(Annotated region listings)
-- Begin --

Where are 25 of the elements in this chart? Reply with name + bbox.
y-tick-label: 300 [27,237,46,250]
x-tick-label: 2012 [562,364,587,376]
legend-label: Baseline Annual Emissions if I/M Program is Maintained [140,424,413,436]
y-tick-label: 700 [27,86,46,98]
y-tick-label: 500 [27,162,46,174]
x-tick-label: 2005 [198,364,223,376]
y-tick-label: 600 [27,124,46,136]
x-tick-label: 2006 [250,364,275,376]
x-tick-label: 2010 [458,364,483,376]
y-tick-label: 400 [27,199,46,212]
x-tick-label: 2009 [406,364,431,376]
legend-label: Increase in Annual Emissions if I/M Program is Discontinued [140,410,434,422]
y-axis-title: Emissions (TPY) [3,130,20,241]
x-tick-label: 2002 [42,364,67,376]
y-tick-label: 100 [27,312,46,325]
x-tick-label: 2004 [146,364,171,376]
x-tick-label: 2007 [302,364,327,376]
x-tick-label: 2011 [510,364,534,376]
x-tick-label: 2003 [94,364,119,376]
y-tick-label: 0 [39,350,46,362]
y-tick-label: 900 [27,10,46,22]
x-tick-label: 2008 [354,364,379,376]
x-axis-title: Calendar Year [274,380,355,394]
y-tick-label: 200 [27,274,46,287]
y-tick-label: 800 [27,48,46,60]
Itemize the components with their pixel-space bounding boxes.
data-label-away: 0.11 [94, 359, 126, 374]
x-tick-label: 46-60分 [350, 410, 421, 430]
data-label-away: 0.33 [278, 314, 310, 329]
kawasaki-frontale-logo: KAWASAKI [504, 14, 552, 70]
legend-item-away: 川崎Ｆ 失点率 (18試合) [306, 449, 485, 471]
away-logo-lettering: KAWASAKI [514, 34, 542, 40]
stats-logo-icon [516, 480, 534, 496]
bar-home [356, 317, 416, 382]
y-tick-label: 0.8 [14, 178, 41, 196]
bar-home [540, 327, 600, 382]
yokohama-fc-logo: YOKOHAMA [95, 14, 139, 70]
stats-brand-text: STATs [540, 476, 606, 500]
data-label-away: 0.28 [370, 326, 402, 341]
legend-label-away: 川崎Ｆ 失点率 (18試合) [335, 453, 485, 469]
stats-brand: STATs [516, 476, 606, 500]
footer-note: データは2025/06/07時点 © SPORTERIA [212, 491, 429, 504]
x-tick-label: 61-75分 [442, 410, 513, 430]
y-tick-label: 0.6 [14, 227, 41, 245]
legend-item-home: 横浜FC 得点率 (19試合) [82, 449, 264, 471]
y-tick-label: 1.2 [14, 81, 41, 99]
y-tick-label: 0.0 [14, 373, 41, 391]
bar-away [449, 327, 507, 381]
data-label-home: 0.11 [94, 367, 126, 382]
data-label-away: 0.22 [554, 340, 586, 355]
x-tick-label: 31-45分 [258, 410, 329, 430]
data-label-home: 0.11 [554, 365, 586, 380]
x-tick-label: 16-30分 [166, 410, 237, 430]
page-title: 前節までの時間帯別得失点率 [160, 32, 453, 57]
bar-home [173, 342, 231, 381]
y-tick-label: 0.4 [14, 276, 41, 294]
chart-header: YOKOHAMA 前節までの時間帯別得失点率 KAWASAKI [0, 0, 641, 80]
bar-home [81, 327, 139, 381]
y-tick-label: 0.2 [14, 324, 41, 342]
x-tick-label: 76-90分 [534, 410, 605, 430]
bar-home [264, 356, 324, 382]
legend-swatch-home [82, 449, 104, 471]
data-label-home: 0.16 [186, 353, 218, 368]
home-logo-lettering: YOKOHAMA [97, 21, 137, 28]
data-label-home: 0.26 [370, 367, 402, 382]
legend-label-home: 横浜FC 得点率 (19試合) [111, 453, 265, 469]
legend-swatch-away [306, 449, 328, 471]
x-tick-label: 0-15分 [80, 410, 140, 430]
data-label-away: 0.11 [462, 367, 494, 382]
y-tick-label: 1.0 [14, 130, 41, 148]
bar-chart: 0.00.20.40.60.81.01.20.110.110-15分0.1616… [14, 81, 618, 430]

-- End --

TASK STATEMENT: Copy out every listing above verbatim, line by line, without changing a character.

WORKED SOLUTION:
Where are 25 of the elements in this chart? Reply with name + bbox.
y-tick-label: 300 [27,237,46,250]
x-tick-label: 2012 [562,364,587,376]
legend-label: Baseline Annual Emissions if I/M Program is Maintained [140,424,413,436]
y-tick-label: 700 [27,86,46,98]
y-tick-label: 500 [27,162,46,174]
x-tick-label: 2005 [198,364,223,376]
y-tick-label: 600 [27,124,46,136]
x-tick-label: 2006 [250,364,275,376]
x-tick-label: 2010 [458,364,483,376]
y-tick-label: 400 [27,199,46,212]
x-tick-label: 2009 [406,364,431,376]
legend-label: Increase in Annual Emissions if I/M Program is Discontinued [140,410,434,422]
y-axis-title: Emissions (TPY) [3,130,20,241]
x-tick-label: 2002 [42,364,67,376]
y-tick-label: 100 [27,312,46,325]
x-tick-label: 2004 [146,364,171,376]
x-tick-label: 2007 [302,364,327,376]
x-tick-label: 2011 [510,364,534,376]
x-tick-label: 2003 [94,364,119,376]
y-tick-label: 0 [39,350,46,362]
y-tick-label: 900 [27,10,46,22]
x-tick-label: 2008 [354,364,379,376]
x-axis-title: Calendar Year [274,380,355,394]
y-tick-label: 200 [27,274,46,287]
y-tick-label: 800 [27,48,46,60]
Itemize the components with their pixel-space bounding boxes.
data-label-away: 0.11 [94, 359, 126, 374]
x-tick-label: 46-60分 [350, 410, 421, 430]
data-label-away: 0.33 [278, 314, 310, 329]
kawasaki-frontale-logo: KAWASAKI [504, 14, 552, 70]
legend-item-away: 川崎Ｆ 失点率 (18試合) [306, 449, 485, 471]
away-logo-lettering: KAWASAKI [514, 34, 542, 40]
stats-logo-icon [516, 480, 534, 496]
bar-home [356, 317, 416, 382]
y-tick-label: 0.8 [14, 178, 41, 196]
bar-home [540, 327, 600, 382]
yokohama-fc-logo: YOKOHAMA [95, 14, 139, 70]
stats-brand-text: STATs [540, 476, 606, 500]
data-label-away: 0.28 [370, 326, 402, 341]
legend-label-away: 川崎Ｆ 失点率 (18試合) [335, 453, 485, 469]
stats-brand: STATs [516, 476, 606, 500]
footer-note: データは2025/06/07時点 © SPORTERIA [212, 491, 429, 504]
x-tick-label: 61-75分 [442, 410, 513, 430]
y-tick-label: 0.6 [14, 227, 41, 245]
legend-item-home: 横浜FC 得点率 (19試合) [82, 449, 264, 471]
y-tick-label: 1.2 [14, 81, 41, 99]
y-tick-label: 0.0 [14, 373, 41, 391]
bar-away [449, 327, 507, 381]
data-label-home: 0.11 [94, 367, 126, 382]
data-label-away: 0.22 [554, 340, 586, 355]
x-tick-label: 31-45分 [258, 410, 329, 430]
data-label-home: 0.11 [554, 365, 586, 380]
x-tick-label: 16-30分 [166, 410, 237, 430]
page-title: 前節までの時間帯別得失点率 [160, 32, 453, 57]
bar-home [173, 342, 231, 381]
y-tick-label: 0.4 [14, 276, 41, 294]
chart-header: YOKOHAMA 前節までの時間帯別得失点率 KAWASAKI [0, 0, 641, 80]
bar-home [81, 327, 139, 381]
y-tick-label: 0.2 [14, 324, 41, 342]
x-tick-label: 76-90分 [534, 410, 605, 430]
bar-home [264, 356, 324, 382]
legend-swatch-home [82, 449, 104, 471]
data-label-home: 0.16 [186, 353, 218, 368]
home-logo-lettering: YOKOHAMA [97, 21, 137, 28]
data-label-home: 0.26 [370, 367, 402, 382]
legend-label-home: 横浜FC 得点率 (19試合) [111, 453, 265, 469]
legend-swatch-away [306, 449, 328, 471]
x-tick-label: 0-15分 [80, 410, 140, 430]
data-label-away: 0.11 [462, 367, 494, 382]
y-tick-label: 1.0 [14, 130, 41, 148]
bar-chart: 0.00.20.40.60.81.01.20.110.110-15分0.1616… [14, 81, 618, 430]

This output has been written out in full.